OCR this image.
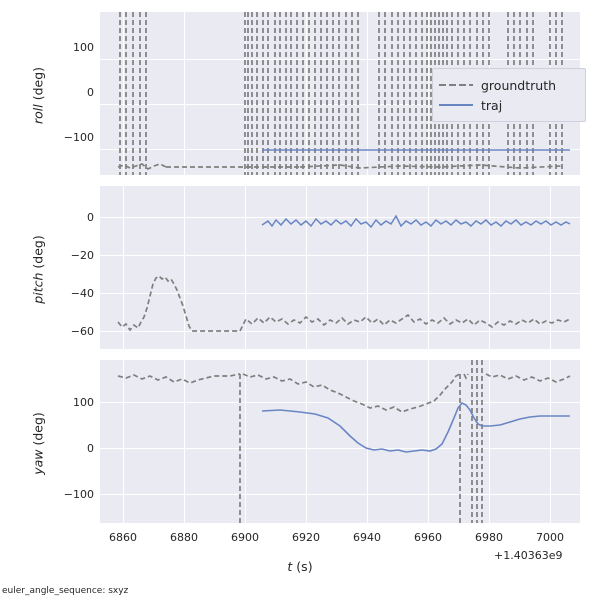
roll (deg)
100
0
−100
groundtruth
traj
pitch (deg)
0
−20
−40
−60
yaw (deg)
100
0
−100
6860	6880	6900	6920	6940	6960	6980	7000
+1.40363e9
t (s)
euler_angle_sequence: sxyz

________________________________________

EXERCISE DIRECTIONS. Print the complete listing exactly, apart from any pictures.

SOLUTION.
OCR this image.
roll (deg)
100
0
−100
groundtruth
traj
pitch (deg)
0
−20
−40
−60
yaw (deg)
100
0
−100
6860	6880	6900	6920	6940	6960	6980	7000
+1.40363e9
t (s)
euler_angle_sequence: sxyz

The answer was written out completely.